JOB: Please report every line from the material that contains the word "Apothecary".

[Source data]

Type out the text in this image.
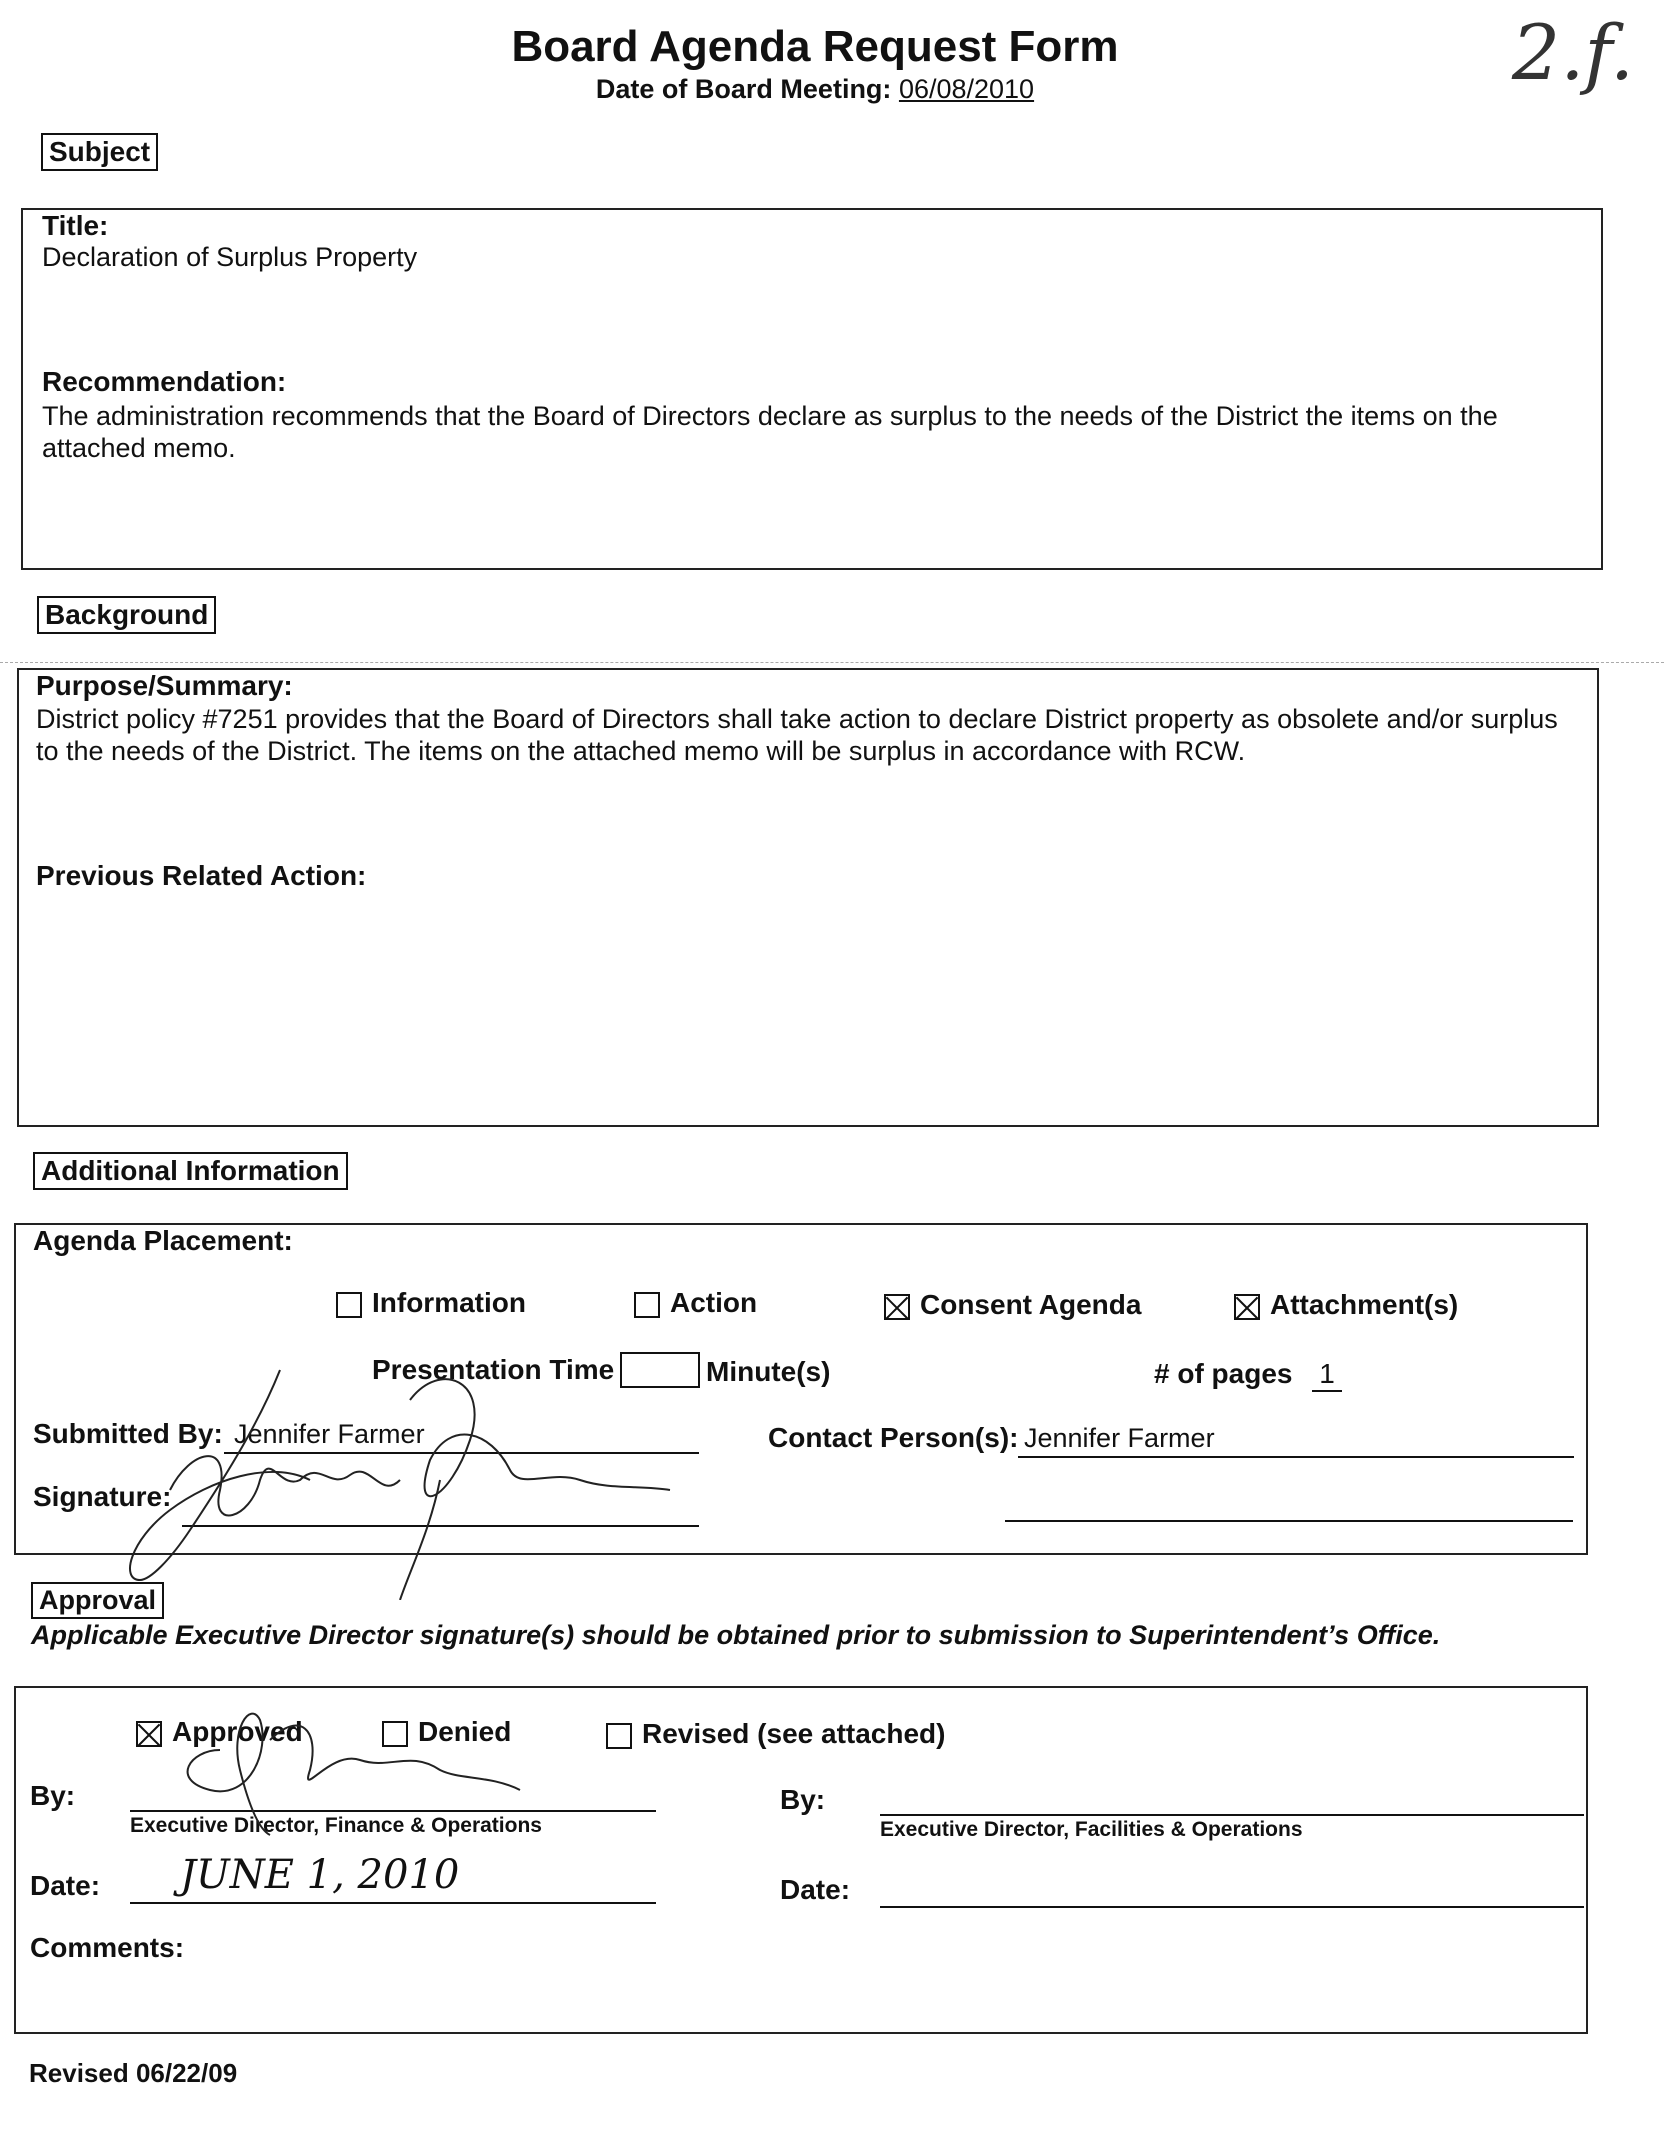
Board Agenda Request Form
Date of Board Meeting: 06/08/2010	2.f.
Subject
Title:
Declaration of Surplus Property
Recommendation:
The administration recommends that the Board of Directors declare as surplus to the needs of the District the items on the attached memo.
Background
Purpose/Summary:
District policy #7251 provides that the Board of Directors shall take action to declare District property as obsolete and/or surplus to the needs of the District. The items on the attached memo will be surplus in accordance with RCW.
Previous Related Action:
Additional Information
Agenda Placement:
Information	Action	Consent Agenda	Attachment(s)
Presentation Time	Minute(s)	# of pages 1
Submitted By: Jennifer Farmer	Contact Person(s): Jennifer Farmer
Signature:
Approval
Applicable Executive Director signature(s) should be obtained prior to submission to Superintendent’s Office.
Approved	Denied	Revised (see attached)
By:
Executive Director, Finance & Operations
By:
Executive Director, Facilities & Operations
Date: JUNE 1, 2010	Date:
Comments:
Revised 06/22/09
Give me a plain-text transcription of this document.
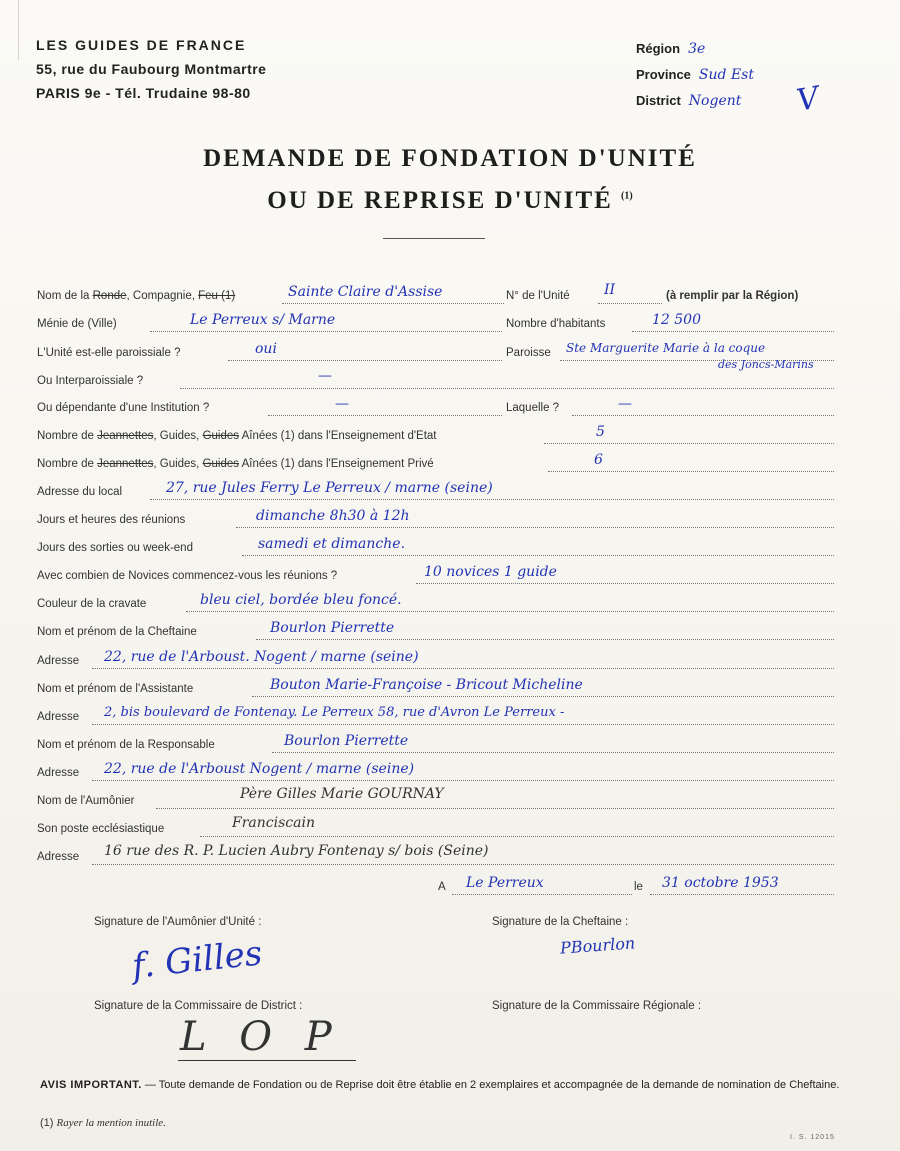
LES GUIDES DE FRANCE
55, rue du Faubourg Montmartre
PARIS 9e - Tél. Trudaine 98-80
Région 3e
Province Sud Est
District Nogent	V
DEMANDE DE FONDATION D'UNITÉ
OU DE REPRISE D'UNITÉ $^{(1)}$
Nom de la Ronde, Compagnie, Feu (1)	Sainte Claire d'Assise	N° de l'Unité II	(à remplir par la Région)
Ménie de (Ville)	Le Perreux s/ Marne	Nombre d'habitants	12 500
L'Unité est-elle paroissiale ?	oui	Paroisse Ste Marguerite Marie à la coque
des Joncs-Marins
Ou Interparoissiale ?	—
Ou dépendante d'une Institution ?	—	Laquelle ?	—
Nombre de Jeannettes, Guides, Guides Aînées (1) dans l'Enseignement d'Etat	5
Nombre de Jeannettes, Guides, Guides Aînées (1) dans l'Enseignement Privé	6
Adresse du local	27, rue Jules Ferry Le Perreux / marne (seine)
Jours et heures des réunions	dimanche 8h30 à 12h
Jours des sorties ou week-end	samedi et dimanche.
Avec combien de Novices commencez-vous les réunions ?	10 novices 1 guide
Couleur de la cravate	bleu ciel, bordée bleu foncé.
Nom et prénom de la Cheftaine	Bourlon Pierrette
Adresse 22, rue de l'Arboust. Nogent / marne (seine)
Nom et prénom de l'Assistante	Bouton Marie-Françoise - Bricout Micheline
Adresse 2, bis boulevard de Fontenay. Le Perreux 58, rue d'Avron Le Perreux -
Nom et prénom de la Responsable	Bourlon Pierrette
Adresse 22, rue de l'Arboust Nogent / marne (seine)
Nom de l'Aumônier	Père Gilles Marie GOURNAY
Son poste ecclésiastique	Franciscain
Adresse 16 rue des R. P. Lucien Aubry Fontenay s/ bois (Seine)
A Le Perreux	le 31 octobre 1953
Signature de l'Aumônier d'Unité :
f. Gilles
Signature de la Cheftaine :
PBourlon
Signature de la Commissaire de District :
L O P
Signature de la Commissaire Régionale :
AVIS IMPORTANT. — Toute demande de Fondation ou de Reprise doit être établie en 2 exemplaires et accompagnée de la demande de nomination de Cheftaine.
(1) Rayer la mention inutile.
I. S. 12015
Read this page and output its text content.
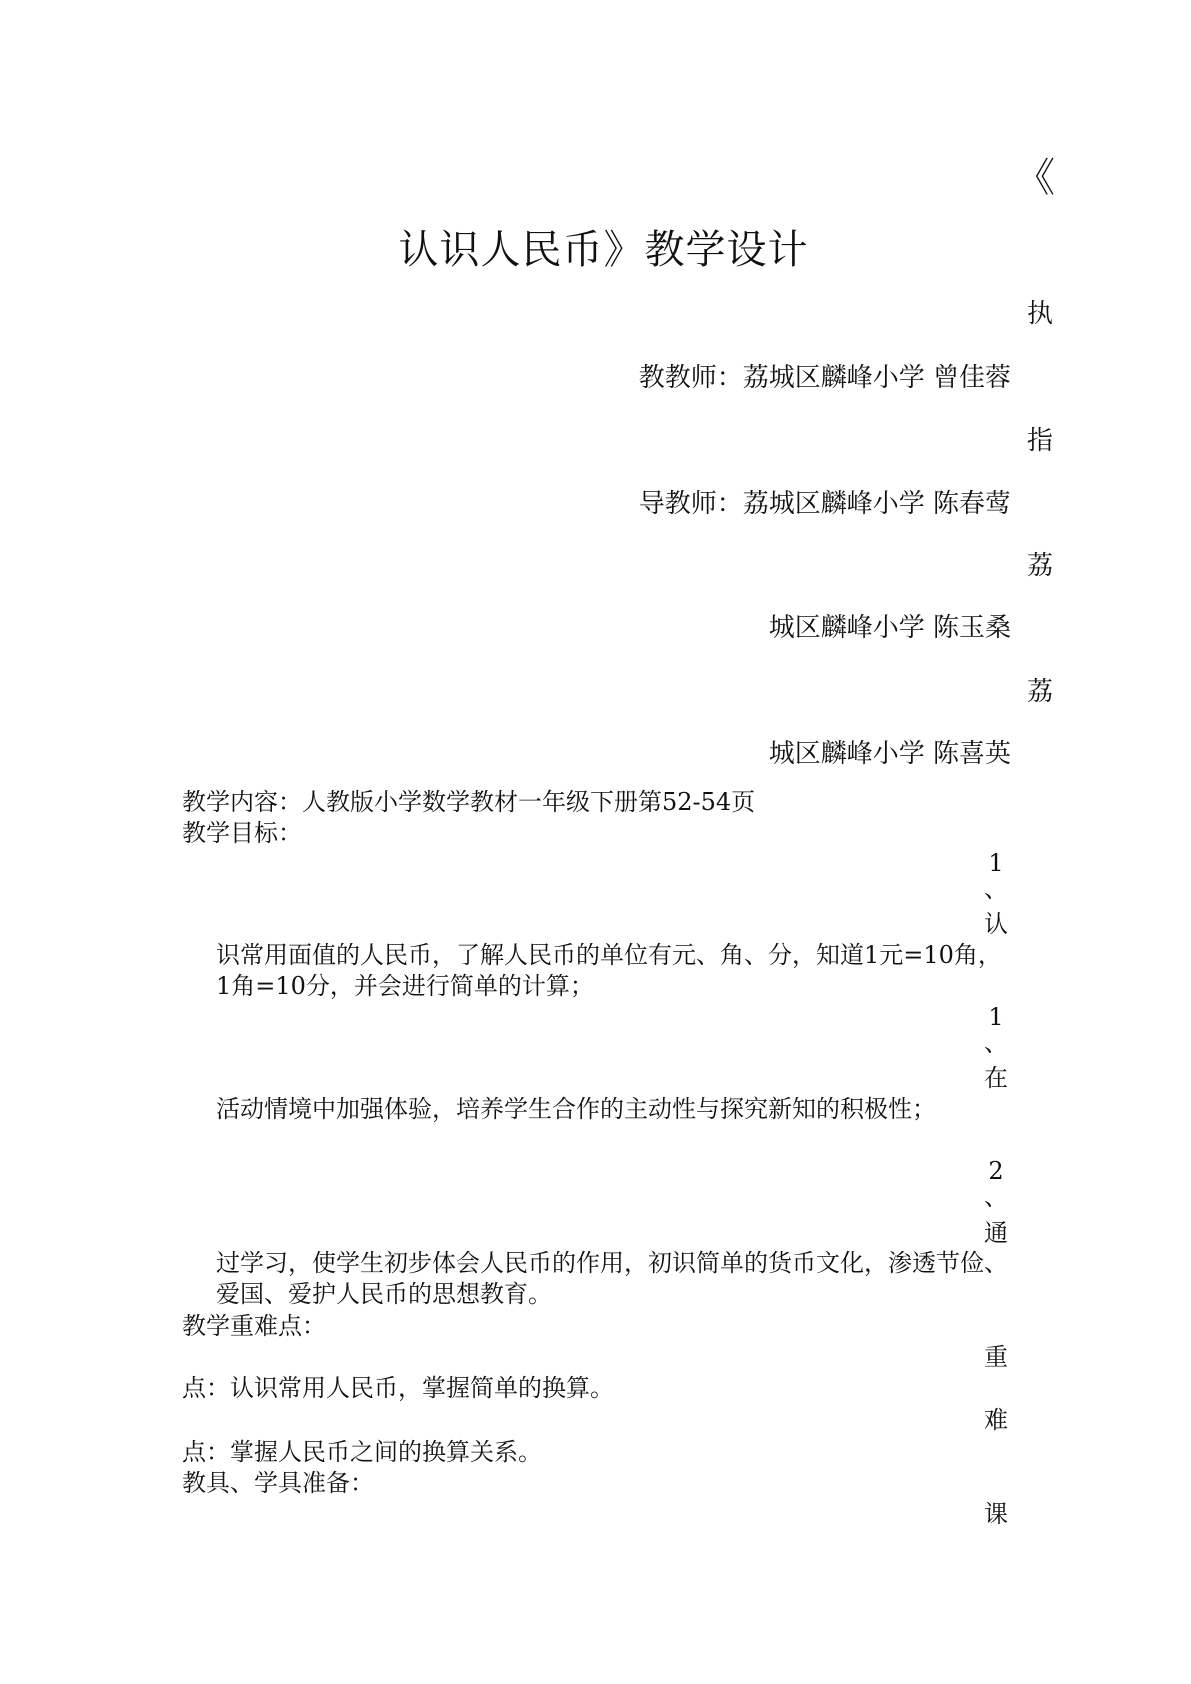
《
认识人民币》教学设计
执
教教师：荔城区麟峰小学 曾佳蓉
指
导教师：荔城区麟峰小学 陈春莺
荔
城区麟峰小学 陈玉桑
荔
城区麟峰小学 陈喜英
教学内容：人教版小学数学教材一年级下册第52-54页
教学目标：
1
、
认
识常用面值的人民币，了解人民币的单位有元、角、分，知道1元=10角，1角=10分，并会进行简单的计算；
1
、
在
活动情境中加强体验，培养学生合作的主动性与探究新知的积极性；
2
、
通
过学习，使学生初步体会人民币的作用，初识简单的货币文化，渗透节俭、爱国、爱护人民币的思想教育。
教学重难点：
重
点：认识常用人民币，掌握简单的换算。
难
点：掌握人民币之间的换算关系。
教具、学具准备：
课
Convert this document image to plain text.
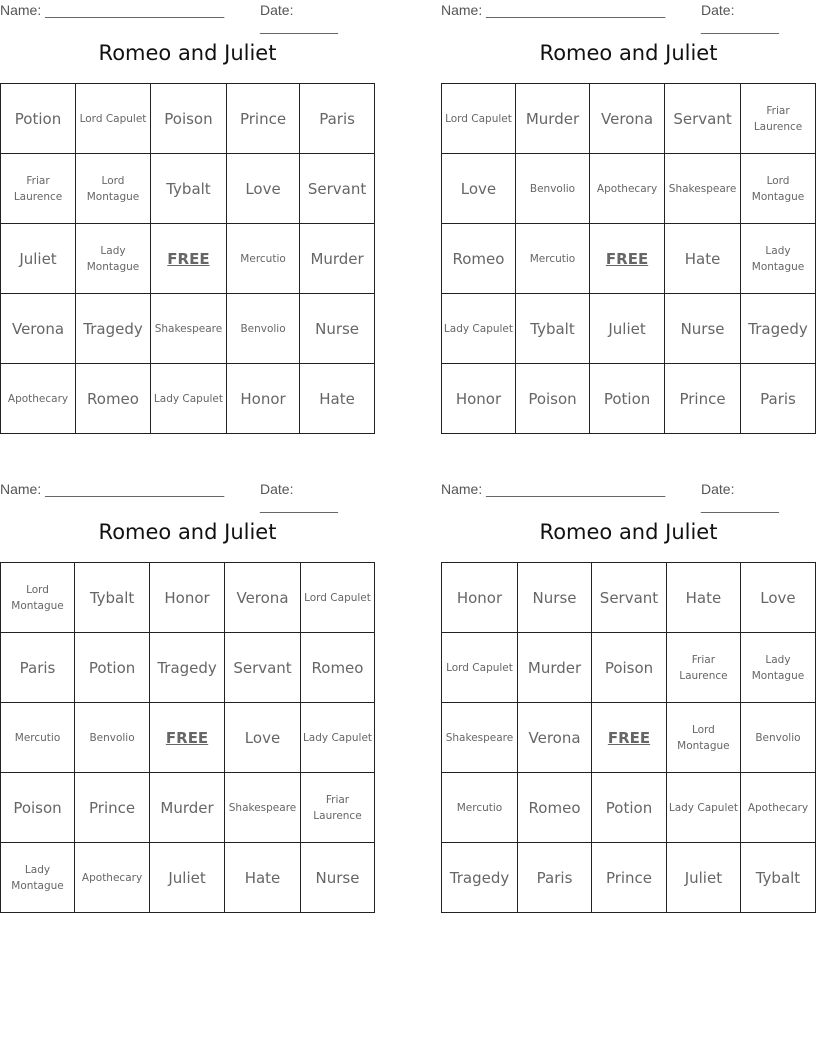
Name: _______________________	Date: __________
Romeo and Juliet
Potion	Lord Capulet	Poison	Prince	Paris
Friar Laurence	Lord Montague	Tybalt	Love	Servant
Juliet	Lady Montague	FREE	Mercutio	Murder
Verona	Tragedy	Shakespeare	Benvolio	Nurse
Apothecary	Romeo	Lady Capulet	Honor	Hate
Name: _______________________	Date: __________
Romeo and Juliet
Lord Capulet	Murder	Verona	Servant	Friar Laurence
Love	Benvolio	Apothecary	Shakespeare	Lord Montague
Romeo	Mercutio	FREE	Hate	Lady Montague
Lady Capulet	Tybalt	Juliet	Nurse	Tragedy
Honor	Poison	Potion	Prince	Paris
Name: _______________________	Date: __________
Romeo and Juliet
Lord Montague	Tybalt	Honor	Verona	Lord Capulet
Paris	Potion	Tragedy	Servant	Romeo
Mercutio	Benvolio	FREE	Love	Lady Capulet
Poison	Prince	Murder	Shakespeare	Friar Laurence
Lady Montague	Apothecary	Juliet	Hate	Nurse
Name: _______________________	Date: __________
Romeo and Juliet
Honor	Nurse	Servant	Hate	Love
Lord Capulet	Murder	Poison	Friar Laurence	Lady Montague
Shakespeare	Verona	FREE	Lord Montague	Benvolio
Mercutio	Romeo	Potion	Lady Capulet	Apothecary
Tragedy	Paris	Prince	Juliet	Tybalt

REPLY:
Apothecary	Romeo	Lady Capulet	Honor	Hate
Love	Benvolio	Apothecary	Shakespeare	Lord Montague
Lady Montague	Apothecary	Juliet	Hate	Nurse
Mercutio	Romeo	Potion	Lady Capulet	Apothecary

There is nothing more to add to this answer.